(Stored data)
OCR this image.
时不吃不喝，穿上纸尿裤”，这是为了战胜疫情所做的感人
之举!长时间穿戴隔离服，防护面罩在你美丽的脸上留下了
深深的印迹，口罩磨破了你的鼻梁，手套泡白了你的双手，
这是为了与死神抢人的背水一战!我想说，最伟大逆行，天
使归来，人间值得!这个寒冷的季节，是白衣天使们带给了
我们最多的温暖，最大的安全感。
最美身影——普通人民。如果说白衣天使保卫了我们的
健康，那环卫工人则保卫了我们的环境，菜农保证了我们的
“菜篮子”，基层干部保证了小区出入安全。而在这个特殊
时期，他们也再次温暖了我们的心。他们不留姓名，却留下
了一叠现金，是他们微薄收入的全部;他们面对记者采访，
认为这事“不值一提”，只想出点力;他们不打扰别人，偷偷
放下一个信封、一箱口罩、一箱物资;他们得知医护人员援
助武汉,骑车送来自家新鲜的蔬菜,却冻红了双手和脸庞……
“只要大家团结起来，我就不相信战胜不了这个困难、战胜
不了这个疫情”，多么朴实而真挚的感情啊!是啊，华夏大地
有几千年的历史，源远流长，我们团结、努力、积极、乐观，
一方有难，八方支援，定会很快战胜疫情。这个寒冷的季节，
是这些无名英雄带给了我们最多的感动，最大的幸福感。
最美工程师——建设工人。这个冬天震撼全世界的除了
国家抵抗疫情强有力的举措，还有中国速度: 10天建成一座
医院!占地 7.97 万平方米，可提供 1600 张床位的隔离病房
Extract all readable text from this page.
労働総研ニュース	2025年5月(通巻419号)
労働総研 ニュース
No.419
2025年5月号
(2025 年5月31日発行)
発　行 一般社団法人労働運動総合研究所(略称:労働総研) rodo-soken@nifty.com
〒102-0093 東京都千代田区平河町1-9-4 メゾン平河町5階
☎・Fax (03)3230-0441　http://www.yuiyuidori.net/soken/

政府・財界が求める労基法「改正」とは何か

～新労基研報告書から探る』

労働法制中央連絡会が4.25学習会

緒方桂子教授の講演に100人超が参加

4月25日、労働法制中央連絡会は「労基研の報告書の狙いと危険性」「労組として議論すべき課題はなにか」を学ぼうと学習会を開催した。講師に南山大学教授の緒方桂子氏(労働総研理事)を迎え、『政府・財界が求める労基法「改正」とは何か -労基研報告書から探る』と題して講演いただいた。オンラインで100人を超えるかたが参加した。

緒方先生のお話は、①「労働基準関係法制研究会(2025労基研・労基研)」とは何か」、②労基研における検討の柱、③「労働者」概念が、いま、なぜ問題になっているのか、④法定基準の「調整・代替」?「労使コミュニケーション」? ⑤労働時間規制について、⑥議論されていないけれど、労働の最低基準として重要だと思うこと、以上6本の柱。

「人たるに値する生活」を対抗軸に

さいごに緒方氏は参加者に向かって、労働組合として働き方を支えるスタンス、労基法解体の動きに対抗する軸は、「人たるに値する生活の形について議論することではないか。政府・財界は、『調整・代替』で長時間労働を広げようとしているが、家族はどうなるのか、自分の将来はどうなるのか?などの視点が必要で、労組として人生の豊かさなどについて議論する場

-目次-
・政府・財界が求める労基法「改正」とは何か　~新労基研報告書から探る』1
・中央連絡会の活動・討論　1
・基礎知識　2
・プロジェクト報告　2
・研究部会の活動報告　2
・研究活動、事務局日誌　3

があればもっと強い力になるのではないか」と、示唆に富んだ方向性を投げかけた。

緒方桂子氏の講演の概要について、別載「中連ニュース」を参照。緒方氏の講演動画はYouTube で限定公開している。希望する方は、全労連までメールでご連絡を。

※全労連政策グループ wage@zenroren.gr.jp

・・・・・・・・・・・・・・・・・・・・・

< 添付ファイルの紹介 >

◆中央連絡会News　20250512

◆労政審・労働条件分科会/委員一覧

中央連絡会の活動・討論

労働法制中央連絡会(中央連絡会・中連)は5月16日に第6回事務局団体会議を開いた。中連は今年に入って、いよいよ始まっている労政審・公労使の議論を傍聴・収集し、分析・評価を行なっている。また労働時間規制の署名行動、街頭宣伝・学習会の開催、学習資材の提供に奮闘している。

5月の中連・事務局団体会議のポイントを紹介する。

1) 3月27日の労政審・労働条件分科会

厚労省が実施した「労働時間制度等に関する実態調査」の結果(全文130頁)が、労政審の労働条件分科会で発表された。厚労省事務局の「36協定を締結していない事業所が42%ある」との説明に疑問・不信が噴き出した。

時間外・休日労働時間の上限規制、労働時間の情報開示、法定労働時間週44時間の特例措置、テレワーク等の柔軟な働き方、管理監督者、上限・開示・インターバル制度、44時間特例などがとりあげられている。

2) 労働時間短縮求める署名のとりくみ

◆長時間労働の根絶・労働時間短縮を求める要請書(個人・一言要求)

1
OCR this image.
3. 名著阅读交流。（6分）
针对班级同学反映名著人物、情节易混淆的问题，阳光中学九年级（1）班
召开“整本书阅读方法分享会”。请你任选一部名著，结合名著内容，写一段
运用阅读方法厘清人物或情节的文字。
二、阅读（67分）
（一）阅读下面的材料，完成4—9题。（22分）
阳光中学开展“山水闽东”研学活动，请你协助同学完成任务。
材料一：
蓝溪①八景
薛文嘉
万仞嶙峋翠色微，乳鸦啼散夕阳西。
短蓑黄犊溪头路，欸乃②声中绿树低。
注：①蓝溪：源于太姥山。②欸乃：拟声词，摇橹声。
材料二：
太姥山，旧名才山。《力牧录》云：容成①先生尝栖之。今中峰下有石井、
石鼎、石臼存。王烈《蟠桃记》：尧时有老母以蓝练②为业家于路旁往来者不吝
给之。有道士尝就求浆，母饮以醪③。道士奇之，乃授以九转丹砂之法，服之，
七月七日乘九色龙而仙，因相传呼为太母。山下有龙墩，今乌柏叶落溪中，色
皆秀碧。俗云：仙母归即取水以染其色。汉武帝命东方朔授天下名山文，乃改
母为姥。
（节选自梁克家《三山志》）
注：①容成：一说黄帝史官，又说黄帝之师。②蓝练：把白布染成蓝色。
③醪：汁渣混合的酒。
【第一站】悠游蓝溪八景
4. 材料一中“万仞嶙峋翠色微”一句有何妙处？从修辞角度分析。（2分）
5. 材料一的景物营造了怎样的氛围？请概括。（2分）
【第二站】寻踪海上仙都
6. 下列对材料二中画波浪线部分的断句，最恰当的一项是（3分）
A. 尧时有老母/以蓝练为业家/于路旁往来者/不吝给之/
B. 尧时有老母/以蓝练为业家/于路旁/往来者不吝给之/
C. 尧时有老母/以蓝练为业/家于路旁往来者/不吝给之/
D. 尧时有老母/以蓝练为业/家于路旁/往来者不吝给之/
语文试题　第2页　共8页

- **What you have to do**: Copy out the lines in which the string "財界が求める労基法" appears.

- **The result**:
政府・財界が求める労基法「改正」とは何か
4月25日、労働法制中央連絡会は「労基研の報告書の狙いと危険性」「労組として議論すべき課題はなにか」を学ぼうと学習会を開催した。講師に南山大学教授の緒方桂子氏(労働総研理事)を迎え、『政府・財界が求める労基法「改正」とは何か -労基研報告書から探る』と題して講演いただいた。オンラインで100人を超えるかたが参加した。
・政府・財界が求める労基法「改正」とは何か　~新労基研報告書から探る』1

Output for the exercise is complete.